# EXERCISE:
Find the number of lines in these records where the word "kilogram" appears. Reply with that number and nothing more.

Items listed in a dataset
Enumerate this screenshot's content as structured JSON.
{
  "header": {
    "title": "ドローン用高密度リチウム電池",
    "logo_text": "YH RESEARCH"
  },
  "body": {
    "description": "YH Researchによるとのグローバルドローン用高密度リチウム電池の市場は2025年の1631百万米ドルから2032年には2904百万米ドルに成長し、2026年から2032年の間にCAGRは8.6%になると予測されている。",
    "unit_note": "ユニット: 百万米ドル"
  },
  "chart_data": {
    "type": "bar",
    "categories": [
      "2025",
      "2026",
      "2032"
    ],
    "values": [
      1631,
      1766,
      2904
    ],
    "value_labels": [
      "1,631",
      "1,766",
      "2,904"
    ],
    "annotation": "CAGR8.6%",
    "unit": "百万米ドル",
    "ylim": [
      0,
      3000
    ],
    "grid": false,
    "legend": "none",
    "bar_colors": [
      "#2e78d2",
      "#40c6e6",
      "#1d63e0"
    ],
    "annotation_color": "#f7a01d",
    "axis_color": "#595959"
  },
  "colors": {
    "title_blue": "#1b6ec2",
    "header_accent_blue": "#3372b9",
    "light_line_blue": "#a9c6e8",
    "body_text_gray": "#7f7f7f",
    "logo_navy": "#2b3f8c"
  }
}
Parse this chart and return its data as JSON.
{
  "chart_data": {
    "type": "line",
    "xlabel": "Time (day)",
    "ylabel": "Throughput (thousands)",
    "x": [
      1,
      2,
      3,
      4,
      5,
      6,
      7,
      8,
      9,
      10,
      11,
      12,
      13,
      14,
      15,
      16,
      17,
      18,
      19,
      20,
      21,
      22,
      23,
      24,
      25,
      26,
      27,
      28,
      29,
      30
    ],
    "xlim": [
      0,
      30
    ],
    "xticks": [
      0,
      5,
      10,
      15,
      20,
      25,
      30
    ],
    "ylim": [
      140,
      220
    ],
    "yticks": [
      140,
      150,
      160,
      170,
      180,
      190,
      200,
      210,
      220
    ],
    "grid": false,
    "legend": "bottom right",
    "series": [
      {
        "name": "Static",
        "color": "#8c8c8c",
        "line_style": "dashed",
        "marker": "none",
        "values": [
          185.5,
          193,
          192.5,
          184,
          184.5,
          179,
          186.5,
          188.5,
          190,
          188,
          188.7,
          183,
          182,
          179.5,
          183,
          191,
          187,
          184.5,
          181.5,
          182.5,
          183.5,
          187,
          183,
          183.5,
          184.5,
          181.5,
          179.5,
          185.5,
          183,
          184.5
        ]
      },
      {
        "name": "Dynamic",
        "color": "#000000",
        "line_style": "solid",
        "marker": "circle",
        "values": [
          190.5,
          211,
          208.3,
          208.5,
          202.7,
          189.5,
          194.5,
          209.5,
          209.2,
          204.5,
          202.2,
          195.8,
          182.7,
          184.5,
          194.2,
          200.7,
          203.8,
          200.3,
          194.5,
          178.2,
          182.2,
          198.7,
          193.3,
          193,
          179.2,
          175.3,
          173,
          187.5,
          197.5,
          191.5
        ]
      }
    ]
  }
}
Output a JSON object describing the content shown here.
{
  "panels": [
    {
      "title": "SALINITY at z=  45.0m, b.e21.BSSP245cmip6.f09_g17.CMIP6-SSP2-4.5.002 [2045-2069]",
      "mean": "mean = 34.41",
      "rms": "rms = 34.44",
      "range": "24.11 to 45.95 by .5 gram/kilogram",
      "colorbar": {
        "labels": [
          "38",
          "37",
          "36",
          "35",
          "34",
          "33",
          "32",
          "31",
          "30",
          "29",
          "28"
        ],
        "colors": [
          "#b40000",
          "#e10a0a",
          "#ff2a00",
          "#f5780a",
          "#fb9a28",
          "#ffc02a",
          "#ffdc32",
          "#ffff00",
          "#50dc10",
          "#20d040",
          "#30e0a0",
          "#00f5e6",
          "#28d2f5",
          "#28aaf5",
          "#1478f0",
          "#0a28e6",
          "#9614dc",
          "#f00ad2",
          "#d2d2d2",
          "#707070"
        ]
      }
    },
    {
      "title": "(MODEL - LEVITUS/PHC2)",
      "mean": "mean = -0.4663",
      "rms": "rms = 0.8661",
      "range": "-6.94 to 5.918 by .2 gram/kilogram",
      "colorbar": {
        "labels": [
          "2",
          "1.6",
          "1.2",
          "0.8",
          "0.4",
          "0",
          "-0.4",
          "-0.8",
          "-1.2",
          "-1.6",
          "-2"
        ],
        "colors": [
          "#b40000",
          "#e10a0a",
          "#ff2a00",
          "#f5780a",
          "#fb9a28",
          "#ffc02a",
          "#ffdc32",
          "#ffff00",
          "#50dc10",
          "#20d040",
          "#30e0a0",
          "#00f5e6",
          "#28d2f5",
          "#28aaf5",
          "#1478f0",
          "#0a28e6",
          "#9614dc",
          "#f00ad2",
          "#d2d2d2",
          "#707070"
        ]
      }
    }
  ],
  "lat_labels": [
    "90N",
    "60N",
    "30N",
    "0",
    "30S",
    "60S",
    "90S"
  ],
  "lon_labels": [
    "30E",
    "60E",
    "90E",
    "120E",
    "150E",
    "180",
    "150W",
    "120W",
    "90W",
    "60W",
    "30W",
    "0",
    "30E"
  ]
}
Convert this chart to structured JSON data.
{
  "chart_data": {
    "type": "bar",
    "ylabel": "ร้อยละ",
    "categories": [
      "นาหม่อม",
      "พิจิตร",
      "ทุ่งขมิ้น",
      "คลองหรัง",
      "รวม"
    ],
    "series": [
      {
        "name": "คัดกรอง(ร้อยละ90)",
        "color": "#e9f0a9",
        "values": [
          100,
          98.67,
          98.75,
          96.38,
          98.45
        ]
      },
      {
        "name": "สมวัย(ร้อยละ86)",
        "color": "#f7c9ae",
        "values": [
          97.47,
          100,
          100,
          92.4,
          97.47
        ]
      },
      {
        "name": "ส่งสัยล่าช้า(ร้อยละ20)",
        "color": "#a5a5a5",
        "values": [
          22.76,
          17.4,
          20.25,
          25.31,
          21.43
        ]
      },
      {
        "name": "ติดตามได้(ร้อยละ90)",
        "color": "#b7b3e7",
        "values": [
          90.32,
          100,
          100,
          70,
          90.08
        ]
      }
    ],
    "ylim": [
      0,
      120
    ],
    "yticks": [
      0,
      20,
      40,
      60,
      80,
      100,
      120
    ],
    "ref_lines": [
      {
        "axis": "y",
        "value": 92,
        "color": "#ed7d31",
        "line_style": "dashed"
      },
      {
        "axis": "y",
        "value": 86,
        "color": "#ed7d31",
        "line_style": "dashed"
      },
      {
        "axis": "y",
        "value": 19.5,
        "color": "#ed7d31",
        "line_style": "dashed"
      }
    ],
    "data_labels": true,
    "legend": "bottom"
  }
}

# ANSWER TO THE PROBLEM:
2